◆ Records for this task:
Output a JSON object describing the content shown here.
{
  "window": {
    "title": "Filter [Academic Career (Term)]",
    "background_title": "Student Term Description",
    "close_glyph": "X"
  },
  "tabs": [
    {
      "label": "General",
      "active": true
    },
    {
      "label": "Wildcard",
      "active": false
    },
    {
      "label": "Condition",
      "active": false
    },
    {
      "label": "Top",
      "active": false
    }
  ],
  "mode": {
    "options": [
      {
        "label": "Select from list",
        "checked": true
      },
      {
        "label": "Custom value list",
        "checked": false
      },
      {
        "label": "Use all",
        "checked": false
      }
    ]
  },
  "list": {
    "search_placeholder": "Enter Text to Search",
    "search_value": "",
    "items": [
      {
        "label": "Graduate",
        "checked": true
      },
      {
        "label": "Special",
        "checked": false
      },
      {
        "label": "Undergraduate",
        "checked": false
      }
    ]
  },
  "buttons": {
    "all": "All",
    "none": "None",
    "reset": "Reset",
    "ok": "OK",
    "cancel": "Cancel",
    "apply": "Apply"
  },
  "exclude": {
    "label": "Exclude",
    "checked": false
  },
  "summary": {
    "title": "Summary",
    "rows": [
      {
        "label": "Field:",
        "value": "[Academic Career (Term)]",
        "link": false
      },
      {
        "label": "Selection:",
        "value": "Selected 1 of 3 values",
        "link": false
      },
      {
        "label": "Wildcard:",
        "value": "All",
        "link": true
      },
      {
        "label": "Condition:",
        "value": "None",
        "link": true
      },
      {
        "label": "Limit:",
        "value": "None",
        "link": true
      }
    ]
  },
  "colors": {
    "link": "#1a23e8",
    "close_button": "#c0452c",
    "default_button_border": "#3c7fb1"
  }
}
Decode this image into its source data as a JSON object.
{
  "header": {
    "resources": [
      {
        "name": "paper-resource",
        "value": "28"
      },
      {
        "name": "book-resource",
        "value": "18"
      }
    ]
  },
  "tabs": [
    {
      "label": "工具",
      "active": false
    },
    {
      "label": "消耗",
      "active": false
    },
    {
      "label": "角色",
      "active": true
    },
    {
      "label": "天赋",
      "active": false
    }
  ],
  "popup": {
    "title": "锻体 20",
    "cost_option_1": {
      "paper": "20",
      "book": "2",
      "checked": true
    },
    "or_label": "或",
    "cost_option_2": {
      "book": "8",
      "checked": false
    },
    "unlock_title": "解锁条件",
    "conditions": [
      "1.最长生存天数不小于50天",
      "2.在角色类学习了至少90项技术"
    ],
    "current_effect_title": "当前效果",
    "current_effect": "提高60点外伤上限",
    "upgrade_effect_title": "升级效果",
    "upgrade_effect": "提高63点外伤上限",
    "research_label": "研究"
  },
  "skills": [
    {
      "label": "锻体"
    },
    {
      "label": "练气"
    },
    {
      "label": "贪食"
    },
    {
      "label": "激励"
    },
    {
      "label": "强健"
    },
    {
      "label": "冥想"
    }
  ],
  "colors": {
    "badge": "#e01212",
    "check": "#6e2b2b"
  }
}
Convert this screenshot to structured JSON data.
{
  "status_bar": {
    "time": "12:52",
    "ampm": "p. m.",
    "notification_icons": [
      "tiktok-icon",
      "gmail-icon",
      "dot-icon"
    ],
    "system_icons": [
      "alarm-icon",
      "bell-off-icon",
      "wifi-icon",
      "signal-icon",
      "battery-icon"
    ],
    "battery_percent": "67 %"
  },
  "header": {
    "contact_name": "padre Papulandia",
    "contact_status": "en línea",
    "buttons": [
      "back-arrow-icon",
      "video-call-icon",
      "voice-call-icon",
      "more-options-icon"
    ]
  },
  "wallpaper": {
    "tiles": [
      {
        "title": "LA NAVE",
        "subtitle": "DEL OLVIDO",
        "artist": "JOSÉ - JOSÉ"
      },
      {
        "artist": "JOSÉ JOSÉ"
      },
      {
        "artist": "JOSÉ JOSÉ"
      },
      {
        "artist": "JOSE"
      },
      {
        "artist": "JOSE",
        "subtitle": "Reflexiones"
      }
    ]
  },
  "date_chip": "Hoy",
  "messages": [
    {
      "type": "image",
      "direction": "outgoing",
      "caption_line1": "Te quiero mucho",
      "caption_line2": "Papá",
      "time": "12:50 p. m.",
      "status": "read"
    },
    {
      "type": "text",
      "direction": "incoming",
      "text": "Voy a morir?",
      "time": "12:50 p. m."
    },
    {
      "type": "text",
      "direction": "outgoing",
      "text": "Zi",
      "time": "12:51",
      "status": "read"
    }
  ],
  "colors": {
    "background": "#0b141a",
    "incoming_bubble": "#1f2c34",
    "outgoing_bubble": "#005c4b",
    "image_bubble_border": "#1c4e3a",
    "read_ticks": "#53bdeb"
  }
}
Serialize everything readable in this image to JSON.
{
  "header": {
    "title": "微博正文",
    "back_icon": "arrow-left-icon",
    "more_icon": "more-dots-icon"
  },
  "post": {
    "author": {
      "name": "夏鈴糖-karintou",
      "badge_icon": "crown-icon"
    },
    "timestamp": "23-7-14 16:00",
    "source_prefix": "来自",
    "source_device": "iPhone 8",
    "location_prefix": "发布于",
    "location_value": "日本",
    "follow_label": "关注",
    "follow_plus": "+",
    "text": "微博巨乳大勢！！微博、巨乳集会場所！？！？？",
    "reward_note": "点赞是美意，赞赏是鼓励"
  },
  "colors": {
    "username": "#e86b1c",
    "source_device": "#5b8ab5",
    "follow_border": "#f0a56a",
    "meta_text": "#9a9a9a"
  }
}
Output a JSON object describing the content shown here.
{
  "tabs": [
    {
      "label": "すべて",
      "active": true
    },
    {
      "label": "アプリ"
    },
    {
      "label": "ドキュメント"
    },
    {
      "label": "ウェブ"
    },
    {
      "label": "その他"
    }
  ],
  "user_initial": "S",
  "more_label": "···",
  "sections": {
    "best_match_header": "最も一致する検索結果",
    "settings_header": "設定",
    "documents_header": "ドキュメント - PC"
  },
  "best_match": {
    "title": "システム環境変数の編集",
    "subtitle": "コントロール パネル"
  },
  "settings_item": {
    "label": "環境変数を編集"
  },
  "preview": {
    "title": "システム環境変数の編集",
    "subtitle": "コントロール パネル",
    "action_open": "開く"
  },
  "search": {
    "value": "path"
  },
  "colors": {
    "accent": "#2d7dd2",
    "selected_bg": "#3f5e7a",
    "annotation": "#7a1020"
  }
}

◆ Prompt:
Output every line above without altering anything.

◆ Completed exercise:
Output a JSON object describing the content shown here.
{
  "window": {
    "title": "Filter [Academic Career (Term)]",
    "background_title": "Student Term Description",
    "close_glyph": "X"
  },
  "tabs": [
    {
      "label": "General",
      "active": true
    },
    {
      "label": "Wildcard",
      "active": false
    },
    {
      "label": "Condition",
      "active": false
    },
    {
      "label": "Top",
      "active": false
    }
  ],
  "mode": {
    "options": [
      {
        "label": "Select from list",
        "checked": true
      },
      {
        "label": "Custom value list",
        "checked": false
      },
      {
        "label": "Use all",
        "checked": false
      }
    ]
  },
  "list": {
    "search_placeholder": "Enter Text to Search",
    "search_value": "",
    "items": [
      {
        "label": "Graduate",
        "checked": true
      },
      {
        "label": "Special",
        "checked": false
      },
      {
        "label": "Undergraduate",
        "checked": false
      }
    ]
  },
  "buttons": {
    "all": "All",
    "none": "None",
    "reset": "Reset",
    "ok": "OK",
    "cancel": "Cancel",
    "apply": "Apply"
  },
  "exclude": {
    "label": "Exclude",
    "checked": false
  },
  "summary": {
    "title": "Summary",
    "rows": [
      {
        "label": "Field:",
        "value": "[Academic Career (Term)]",
        "link": false
      },
      {
        "label": "Selection:",
        "value": "Selected 1 of 3 values",
        "link": false
      },
      {
        "label": "Wildcard:",
        "value": "All",
        "link": true
      },
      {
        "label": "Condition:",
        "value": "None",
        "link": true
      },
      {
        "label": "Limit:",
        "value": "None",
        "link": true
      }
    ]
  },
  "colors": {
    "link": "#1a23e8",
    "close_button": "#c0452c",
    "default_button_border": "#3c7fb1"
  }
}
Decode this image into its source data as a JSON object.
{
  "header": {
    "resources": [
      {
        "name": "paper-resource",
        "value": "28"
      },
      {
        "name": "book-resource",
        "value": "18"
      }
    ]
  },
  "tabs": [
    {
      "label": "工具",
      "active": false
    },
    {
      "label": "消耗",
      "active": false
    },
    {
      "label": "角色",
      "active": true
    },
    {
      "label": "天赋",
      "active": false
    }
  ],
  "popup": {
    "title": "锻体 20",
    "cost_option_1": {
      "paper": "20",
      "book": "2",
      "checked": true
    },
    "or_label": "或",
    "cost_option_2": {
      "book": "8",
      "checked": false
    },
    "unlock_title": "解锁条件",
    "conditions": [
      "1.最长生存天数不小于50天",
      "2.在角色类学习了至少90项技术"
    ],
    "current_effect_title": "当前效果",
    "current_effect": "提高60点外伤上限",
    "upgrade_effect_title": "升级效果",
    "upgrade_effect": "提高63点外伤上限",
    "research_label": "研究"
  },
  "skills": [
    {
      "label": "锻体"
    },
    {
      "label": "练气"
    },
    {
      "label": "贪食"
    },
    {
      "label": "激励"
    },
    {
      "label": "强健"
    },
    {
      "label": "冥想"
    }
  ],
  "colors": {
    "badge": "#e01212",
    "check": "#6e2b2b"
  }
}
Convert this screenshot to structured JSON data.
{
  "status_bar": {
    "time": "12:52",
    "ampm": "p. m.",
    "notification_icons": [
      "tiktok-icon",
      "gmail-icon",
      "dot-icon"
    ],
    "system_icons": [
      "alarm-icon",
      "bell-off-icon",
      "wifi-icon",
      "signal-icon",
      "battery-icon"
    ],
    "battery_percent": "67 %"
  },
  "header": {
    "contact_name": "padre Papulandia",
    "contact_status": "en línea",
    "buttons": [
      "back-arrow-icon",
      "video-call-icon",
      "voice-call-icon",
      "more-options-icon"
    ]
  },
  "wallpaper": {
    "tiles": [
      {
        "title": "LA NAVE",
        "subtitle": "DEL OLVIDO",
        "artist": "JOSÉ - JOSÉ"
      },
      {
        "artist": "JOSÉ JOSÉ"
      },
      {
        "artist": "JOSÉ JOSÉ"
      },
      {
        "artist": "JOSE"
      },
      {
        "artist": "JOSE",
        "subtitle": "Reflexiones"
      }
    ]
  },
  "date_chip": "Hoy",
  "messages": [
    {
      "type": "image",
      "direction": "outgoing",
      "caption_line1": "Te quiero mucho",
      "caption_line2": "Papá",
      "time": "12:50 p. m.",
      "status": "read"
    },
    {
      "type": "text",
      "direction": "incoming",
      "text": "Voy a morir?",
      "time": "12:50 p. m."
    },
    {
      "type": "text",
      "direction": "outgoing",
      "text": "Zi",
      "time": "12:51",
      "status": "read"
    }
  ],
  "colors": {
    "background": "#0b141a",
    "incoming_bubble": "#1f2c34",
    "outgoing_bubble": "#005c4b",
    "image_bubble_border": "#1c4e3a",
    "read_ticks": "#53bdeb"
  }
}
Serialize everything readable in this image to JSON.
{
  "header": {
    "title": "微博正文",
    "back_icon": "arrow-left-icon",
    "more_icon": "more-dots-icon"
  },
  "post": {
    "author": {
      "name": "夏鈴糖-karintou",
      "badge_icon": "crown-icon"
    },
    "timestamp": "23-7-14 16:00",
    "source_prefix": "来自",
    "source_device": "iPhone 8",
    "location_prefix": "发布于",
    "location_value": "日本",
    "follow_label": "关注",
    "follow_plus": "+",
    "text": "微博巨乳大勢！！微博、巨乳集会場所！？！？？",
    "reward_note": "点赞是美意，赞赏是鼓励"
  },
  "colors": {
    "username": "#e86b1c",
    "source_device": "#5b8ab5",
    "follow_border": "#f0a56a",
    "meta_text": "#9a9a9a"
  }
}
Output a JSON object describing the content shown here.
{
  "tabs": [
    {
      "label": "すべて",
      "active": true
    },
    {
      "label": "アプリ"
    },
    {
      "label": "ドキュメント"
    },
    {
      "label": "ウェブ"
    },
    {
      "label": "その他"
    }
  ],
  "user_initial": "S",
  "more_label": "···",
  "sections": {
    "best_match_header": "最も一致する検索結果",
    "settings_header": "設定",
    "documents_header": "ドキュメント - PC"
  },
  "best_match": {
    "title": "システム環境変数の編集",
    "subtitle": "コントロール パネル"
  },
  "settings_item": {
    "label": "環境変数を編集"
  },
  "preview": {
    "title": "システム環境変数の編集",
    "subtitle": "コントロール パネル",
    "action_open": "開く"
  },
  "search": {
    "value": "path"
  },
  "colors": {
    "accent": "#2d7dd2",
    "selected_bg": "#3f5e7a",
    "annotation": "#7a1020"
  }
}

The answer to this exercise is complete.